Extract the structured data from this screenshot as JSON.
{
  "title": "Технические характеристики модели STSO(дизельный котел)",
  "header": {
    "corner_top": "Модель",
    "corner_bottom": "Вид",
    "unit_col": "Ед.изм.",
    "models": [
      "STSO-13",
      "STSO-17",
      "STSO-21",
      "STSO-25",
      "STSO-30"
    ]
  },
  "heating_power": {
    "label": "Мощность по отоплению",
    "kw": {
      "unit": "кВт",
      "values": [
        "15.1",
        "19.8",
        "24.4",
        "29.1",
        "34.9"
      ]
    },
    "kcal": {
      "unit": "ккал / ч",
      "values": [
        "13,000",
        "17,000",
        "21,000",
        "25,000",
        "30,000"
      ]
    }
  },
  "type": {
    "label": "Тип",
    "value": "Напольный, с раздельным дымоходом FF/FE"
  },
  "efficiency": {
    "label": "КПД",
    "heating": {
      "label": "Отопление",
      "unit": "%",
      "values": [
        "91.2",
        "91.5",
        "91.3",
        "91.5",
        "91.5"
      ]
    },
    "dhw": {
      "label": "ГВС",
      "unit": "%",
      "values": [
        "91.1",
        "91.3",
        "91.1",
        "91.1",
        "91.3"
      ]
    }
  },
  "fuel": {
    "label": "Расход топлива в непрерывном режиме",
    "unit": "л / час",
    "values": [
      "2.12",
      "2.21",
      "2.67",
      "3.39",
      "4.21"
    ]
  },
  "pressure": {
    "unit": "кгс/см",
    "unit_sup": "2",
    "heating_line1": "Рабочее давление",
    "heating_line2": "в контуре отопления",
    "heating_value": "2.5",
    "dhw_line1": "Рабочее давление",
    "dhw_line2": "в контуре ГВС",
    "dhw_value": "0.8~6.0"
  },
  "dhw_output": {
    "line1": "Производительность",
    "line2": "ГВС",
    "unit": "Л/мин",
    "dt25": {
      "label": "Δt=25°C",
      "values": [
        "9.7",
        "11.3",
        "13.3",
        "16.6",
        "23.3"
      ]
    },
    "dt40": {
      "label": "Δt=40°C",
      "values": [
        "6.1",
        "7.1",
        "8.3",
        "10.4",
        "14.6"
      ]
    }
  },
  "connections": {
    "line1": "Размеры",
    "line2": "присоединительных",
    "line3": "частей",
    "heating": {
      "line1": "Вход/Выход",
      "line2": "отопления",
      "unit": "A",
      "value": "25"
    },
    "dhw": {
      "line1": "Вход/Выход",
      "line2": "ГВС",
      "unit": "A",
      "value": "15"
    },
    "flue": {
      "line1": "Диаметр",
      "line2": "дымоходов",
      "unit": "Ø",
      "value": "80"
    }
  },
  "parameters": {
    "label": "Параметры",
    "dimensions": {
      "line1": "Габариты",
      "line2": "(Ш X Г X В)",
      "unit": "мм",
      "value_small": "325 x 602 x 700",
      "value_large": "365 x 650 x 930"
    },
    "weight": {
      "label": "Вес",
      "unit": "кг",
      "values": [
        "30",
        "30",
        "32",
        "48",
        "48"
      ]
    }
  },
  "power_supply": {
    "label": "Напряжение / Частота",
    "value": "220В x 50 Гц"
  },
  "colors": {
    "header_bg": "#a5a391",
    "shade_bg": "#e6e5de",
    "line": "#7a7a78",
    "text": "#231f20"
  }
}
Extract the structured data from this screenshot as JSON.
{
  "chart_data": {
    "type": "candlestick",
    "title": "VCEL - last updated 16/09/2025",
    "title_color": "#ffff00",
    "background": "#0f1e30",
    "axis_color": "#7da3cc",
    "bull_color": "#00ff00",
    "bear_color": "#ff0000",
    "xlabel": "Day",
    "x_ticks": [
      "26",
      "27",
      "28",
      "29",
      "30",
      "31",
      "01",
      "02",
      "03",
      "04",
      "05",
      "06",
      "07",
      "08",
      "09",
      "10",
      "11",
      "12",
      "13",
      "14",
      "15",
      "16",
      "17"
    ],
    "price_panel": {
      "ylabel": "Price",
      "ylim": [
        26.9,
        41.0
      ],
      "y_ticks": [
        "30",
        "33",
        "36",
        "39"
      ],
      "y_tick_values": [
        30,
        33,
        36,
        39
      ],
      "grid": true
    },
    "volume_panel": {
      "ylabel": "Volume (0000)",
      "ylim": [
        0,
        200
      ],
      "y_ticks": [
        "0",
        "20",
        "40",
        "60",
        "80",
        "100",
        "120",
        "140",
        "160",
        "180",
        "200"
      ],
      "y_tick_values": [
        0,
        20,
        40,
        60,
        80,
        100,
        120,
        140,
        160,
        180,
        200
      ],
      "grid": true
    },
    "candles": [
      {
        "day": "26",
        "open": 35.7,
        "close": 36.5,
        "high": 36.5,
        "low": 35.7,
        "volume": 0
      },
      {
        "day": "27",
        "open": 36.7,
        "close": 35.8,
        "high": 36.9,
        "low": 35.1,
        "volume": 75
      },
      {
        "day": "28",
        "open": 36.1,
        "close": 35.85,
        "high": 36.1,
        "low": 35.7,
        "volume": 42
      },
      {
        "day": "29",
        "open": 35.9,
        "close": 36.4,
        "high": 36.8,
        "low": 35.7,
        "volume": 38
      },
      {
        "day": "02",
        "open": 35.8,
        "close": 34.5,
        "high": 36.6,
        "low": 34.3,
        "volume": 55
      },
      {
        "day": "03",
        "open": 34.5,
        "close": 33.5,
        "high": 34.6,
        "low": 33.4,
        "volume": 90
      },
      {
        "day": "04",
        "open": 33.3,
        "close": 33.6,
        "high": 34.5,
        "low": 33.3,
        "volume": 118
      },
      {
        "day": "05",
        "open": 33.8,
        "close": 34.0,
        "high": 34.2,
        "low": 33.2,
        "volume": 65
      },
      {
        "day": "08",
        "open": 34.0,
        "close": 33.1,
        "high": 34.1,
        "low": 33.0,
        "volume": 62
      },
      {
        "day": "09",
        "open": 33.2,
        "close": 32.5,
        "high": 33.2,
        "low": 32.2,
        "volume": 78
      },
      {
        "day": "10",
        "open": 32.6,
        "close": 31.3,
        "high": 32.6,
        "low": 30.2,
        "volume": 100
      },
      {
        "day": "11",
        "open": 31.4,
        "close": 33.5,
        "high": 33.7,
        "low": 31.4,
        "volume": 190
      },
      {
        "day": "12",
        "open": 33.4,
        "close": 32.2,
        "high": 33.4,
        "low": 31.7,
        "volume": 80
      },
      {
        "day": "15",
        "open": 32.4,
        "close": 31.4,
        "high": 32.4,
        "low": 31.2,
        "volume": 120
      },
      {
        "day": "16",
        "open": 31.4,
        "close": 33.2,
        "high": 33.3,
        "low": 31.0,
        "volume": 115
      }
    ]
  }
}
----------------------------------------
§ What is expected
Identify every line above that includes the word "Рабочее", and show those lines.

§ Task response
    "heating_line1": "Рабочее давление",
    "dhw_line1": "Рабочее давление",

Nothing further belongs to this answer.